▶ TASK INSTRUCTIONS:
Below are some entries. Work out how many of their lines hold the word "https", and write that number alone.

▶ EXERCISE MATERIALS:
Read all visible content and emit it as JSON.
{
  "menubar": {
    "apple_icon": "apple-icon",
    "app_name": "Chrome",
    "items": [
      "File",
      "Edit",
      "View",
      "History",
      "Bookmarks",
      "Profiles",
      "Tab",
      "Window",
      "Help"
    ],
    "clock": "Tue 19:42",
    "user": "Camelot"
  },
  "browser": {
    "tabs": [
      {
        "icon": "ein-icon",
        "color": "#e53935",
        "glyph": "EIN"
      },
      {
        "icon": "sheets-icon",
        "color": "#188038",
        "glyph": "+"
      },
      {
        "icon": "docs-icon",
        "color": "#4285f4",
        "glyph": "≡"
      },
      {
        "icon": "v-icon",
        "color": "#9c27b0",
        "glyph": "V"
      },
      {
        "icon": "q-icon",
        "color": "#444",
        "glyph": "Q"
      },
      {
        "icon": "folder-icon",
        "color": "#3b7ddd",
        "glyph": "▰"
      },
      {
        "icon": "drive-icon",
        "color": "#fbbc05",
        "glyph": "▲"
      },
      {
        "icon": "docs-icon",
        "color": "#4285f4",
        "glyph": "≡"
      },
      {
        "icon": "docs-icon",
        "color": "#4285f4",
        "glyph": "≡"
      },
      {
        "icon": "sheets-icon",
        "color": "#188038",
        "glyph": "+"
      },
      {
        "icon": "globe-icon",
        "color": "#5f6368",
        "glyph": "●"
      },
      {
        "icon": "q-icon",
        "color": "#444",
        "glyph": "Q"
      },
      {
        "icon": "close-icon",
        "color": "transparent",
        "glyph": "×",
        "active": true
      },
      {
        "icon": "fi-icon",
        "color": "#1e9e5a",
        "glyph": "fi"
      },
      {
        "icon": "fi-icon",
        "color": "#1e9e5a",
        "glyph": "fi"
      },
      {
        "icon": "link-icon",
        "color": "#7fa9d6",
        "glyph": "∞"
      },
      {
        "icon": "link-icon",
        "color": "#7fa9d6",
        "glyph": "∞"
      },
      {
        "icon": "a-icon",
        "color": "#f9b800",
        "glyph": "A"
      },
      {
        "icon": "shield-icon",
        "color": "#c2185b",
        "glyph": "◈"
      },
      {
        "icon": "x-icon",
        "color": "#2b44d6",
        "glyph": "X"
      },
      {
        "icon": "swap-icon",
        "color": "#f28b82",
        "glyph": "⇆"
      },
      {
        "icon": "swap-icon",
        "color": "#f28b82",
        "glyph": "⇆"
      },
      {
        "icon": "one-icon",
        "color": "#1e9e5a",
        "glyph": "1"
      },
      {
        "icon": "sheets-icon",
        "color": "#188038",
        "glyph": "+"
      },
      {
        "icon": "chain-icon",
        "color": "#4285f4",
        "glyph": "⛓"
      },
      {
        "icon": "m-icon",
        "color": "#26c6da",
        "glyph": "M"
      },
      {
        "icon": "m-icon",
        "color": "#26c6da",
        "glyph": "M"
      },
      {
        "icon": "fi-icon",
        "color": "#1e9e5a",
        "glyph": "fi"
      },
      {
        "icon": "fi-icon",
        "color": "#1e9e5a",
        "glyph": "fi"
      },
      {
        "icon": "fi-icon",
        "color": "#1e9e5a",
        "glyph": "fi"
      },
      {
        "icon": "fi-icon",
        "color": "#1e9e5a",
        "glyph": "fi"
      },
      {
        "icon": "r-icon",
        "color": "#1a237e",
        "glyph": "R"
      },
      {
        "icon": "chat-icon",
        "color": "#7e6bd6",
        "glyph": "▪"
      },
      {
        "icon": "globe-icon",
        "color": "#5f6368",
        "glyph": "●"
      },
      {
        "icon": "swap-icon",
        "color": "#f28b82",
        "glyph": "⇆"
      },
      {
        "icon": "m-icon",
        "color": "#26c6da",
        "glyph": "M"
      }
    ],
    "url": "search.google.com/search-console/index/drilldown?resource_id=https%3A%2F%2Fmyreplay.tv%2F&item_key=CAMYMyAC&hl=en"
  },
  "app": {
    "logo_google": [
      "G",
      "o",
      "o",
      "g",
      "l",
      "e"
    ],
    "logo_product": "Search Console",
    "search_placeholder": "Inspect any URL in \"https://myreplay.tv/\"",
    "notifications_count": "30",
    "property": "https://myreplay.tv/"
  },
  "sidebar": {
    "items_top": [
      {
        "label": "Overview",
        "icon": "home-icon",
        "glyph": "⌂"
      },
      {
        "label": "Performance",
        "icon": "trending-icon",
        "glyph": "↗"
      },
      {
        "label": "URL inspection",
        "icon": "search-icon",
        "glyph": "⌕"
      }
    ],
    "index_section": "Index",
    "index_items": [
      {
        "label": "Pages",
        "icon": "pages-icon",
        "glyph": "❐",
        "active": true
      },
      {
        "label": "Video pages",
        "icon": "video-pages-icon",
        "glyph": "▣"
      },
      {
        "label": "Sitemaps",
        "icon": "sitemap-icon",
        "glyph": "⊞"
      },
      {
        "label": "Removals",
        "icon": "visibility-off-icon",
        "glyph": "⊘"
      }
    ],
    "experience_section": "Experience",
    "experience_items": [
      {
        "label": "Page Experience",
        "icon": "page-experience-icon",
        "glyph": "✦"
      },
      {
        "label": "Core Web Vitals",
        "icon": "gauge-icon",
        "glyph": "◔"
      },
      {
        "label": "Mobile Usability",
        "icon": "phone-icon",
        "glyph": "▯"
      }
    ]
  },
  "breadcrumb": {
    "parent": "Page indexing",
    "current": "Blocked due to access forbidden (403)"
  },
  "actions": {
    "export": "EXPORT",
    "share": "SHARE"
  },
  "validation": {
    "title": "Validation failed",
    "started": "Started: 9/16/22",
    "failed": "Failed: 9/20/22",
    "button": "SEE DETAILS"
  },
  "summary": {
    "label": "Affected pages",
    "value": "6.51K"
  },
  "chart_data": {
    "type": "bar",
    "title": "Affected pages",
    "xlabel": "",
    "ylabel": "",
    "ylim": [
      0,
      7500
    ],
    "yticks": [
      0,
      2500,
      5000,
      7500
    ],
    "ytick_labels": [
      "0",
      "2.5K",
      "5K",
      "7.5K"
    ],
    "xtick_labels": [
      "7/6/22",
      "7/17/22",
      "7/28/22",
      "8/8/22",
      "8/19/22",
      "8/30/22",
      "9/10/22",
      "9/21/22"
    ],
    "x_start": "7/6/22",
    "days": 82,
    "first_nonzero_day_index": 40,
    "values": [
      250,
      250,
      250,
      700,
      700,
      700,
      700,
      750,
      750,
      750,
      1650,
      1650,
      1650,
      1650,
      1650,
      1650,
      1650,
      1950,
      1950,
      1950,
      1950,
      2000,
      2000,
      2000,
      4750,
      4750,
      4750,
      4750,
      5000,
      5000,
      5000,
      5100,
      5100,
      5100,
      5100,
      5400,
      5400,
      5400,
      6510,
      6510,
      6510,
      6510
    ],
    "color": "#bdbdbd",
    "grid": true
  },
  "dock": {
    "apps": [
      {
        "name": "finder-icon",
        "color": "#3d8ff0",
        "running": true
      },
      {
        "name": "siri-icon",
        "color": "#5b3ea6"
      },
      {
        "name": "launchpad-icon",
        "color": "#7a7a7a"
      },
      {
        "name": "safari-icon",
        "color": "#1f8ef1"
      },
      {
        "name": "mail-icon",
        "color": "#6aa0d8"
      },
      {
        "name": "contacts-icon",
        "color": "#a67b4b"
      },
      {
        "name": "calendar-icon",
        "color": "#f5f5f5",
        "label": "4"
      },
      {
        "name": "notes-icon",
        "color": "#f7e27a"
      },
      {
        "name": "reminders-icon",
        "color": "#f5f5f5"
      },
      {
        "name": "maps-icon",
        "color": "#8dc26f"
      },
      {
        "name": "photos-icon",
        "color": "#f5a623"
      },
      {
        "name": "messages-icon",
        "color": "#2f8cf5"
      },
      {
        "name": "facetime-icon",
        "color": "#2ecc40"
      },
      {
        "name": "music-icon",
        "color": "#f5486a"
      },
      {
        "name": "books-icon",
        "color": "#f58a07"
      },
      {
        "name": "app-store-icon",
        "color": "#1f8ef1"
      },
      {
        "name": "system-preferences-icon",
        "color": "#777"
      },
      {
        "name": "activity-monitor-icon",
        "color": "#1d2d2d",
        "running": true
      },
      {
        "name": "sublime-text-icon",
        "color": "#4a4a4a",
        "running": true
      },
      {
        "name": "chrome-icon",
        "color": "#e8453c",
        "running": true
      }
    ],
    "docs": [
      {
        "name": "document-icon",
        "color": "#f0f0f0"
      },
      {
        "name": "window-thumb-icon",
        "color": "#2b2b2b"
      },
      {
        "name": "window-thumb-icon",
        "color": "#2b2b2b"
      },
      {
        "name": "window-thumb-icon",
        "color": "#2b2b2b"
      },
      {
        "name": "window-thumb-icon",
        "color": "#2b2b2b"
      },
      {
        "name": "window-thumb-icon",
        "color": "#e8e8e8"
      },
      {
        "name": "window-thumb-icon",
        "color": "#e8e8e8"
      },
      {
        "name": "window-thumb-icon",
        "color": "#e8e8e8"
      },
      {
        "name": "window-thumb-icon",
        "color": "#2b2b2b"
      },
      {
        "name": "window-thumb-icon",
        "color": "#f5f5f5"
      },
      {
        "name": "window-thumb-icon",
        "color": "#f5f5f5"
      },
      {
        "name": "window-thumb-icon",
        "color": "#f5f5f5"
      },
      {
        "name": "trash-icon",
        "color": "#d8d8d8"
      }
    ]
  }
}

▶ FULL RESPONSE:
3